The Submarine beaches were discovered in 1907 and were developed by shafts about 70 feet deep. One shaft in the 'Inner' beach bottomed at an elevation of about -20 feet (Smith, 1909, p. 271-273; Moffit, 1913, p. 118-119). The deposit consisted of alternating layers of sand and gravel, gravel predominating at depth. The gravel consisted mainly of 'slate' (their term), greenstone, schist, feldspathic schist, and limestone (marble). It also contained boulders of granite and quartz of as much as 2 feet across. The quartz boulders were semi-angular but with apparently water-rounded corners. Sand layers in the beach also contained mollusk shells, more broken, hence inferred to be older, than the shells in Intermediate Beach.
The Submarine Bench deposits were mined from about 1908 into the 1990s. One large bucket-line dredge operated on Submarine Beach from about 1975 until 1995.
Geologic map unit (-165.471075261743, 64.5110298617738)
Mineral deposit model Marine placer gold deposit; intergrading marine abrasion and fan-like deposits reworked by offshore currents (Cox and singer, 1986; model 39).
Mineral deposit model number 39
Age of mineralization Late Tertiary to Pleistocene. Fossils in the Submarine deposits were reported as late Miocene or Pliocene (Moffit, 1913, p. 45-48). Hopkins, MacNeil, and Leopold (1960) postulate that Submarine Beach could be as old as Pliocene.

_____

#### WHAT YOU SHOULD DO:
Copy everything in the Submarine Beach text from "The Submarine Bench" down to "1975 until 1995.".

_____

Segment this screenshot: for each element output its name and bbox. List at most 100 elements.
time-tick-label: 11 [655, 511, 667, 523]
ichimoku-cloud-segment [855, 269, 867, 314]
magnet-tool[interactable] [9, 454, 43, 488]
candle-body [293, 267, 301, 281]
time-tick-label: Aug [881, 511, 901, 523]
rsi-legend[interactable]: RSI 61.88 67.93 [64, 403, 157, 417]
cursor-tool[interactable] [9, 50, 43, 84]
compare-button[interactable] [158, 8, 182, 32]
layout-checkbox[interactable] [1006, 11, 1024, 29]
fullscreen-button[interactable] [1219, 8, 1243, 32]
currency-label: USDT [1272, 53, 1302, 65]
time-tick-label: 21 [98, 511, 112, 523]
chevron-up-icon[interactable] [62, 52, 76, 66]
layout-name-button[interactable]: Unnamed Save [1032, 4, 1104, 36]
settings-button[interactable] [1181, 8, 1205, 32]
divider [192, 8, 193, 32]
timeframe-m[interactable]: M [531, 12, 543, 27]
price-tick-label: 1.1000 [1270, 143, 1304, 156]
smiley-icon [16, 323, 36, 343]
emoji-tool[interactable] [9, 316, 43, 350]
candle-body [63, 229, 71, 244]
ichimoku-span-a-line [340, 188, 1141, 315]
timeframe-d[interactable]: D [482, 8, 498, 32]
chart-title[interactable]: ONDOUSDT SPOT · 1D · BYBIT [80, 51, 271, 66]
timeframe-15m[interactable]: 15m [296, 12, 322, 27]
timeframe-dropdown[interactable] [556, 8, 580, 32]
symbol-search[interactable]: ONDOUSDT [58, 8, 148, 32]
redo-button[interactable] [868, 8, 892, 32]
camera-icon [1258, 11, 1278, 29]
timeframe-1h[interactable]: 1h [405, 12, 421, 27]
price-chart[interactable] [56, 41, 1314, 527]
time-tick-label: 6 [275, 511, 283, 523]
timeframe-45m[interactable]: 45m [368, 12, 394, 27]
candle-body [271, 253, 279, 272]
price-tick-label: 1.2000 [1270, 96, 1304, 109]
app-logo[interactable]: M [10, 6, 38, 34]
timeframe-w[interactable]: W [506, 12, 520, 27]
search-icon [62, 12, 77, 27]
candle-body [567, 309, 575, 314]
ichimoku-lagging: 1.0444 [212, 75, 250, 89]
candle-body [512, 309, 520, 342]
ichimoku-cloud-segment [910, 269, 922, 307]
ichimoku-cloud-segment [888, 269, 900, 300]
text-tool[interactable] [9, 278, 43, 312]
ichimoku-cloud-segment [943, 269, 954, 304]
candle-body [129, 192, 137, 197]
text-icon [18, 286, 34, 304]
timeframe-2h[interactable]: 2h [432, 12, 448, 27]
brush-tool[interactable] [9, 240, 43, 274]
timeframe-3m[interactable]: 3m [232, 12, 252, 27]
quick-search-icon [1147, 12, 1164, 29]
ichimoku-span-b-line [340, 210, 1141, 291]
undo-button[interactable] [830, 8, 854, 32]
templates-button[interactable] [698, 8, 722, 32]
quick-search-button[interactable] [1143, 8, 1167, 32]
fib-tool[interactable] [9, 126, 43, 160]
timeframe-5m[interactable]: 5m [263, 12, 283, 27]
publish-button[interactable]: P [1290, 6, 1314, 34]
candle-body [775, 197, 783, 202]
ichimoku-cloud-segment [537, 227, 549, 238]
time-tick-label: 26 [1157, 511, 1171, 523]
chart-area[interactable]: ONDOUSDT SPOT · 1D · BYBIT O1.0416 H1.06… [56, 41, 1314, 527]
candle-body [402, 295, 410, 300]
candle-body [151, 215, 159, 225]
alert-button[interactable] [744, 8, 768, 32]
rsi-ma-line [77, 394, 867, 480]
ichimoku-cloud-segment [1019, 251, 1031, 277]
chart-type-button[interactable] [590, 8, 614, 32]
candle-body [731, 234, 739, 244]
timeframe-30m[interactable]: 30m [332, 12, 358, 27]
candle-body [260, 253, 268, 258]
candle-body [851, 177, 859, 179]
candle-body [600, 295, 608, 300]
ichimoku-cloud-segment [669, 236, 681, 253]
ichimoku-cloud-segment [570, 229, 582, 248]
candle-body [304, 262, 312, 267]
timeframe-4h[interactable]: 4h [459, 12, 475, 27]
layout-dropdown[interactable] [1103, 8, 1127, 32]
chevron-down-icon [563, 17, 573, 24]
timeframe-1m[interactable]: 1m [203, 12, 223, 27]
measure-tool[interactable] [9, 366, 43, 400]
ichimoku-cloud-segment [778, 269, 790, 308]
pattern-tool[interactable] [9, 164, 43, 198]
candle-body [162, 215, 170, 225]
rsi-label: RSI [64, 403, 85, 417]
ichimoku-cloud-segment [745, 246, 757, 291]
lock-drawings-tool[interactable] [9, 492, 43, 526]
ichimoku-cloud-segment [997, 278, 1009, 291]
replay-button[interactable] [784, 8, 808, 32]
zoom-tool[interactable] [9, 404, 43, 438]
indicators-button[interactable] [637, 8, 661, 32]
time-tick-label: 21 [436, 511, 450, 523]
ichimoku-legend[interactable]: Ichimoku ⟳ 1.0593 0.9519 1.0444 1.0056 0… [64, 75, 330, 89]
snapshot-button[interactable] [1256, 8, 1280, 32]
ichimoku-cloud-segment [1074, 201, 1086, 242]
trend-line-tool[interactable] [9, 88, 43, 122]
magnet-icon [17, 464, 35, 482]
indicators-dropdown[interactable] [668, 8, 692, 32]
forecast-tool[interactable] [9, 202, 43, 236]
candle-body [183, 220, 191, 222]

_____

#### WRITTEN SOLUTION:
The Submarine Bench deposits were mined from about 1908 into the 1990s. One large bucket-line dredge operated on Submarine Beach from about 1975 until 1995.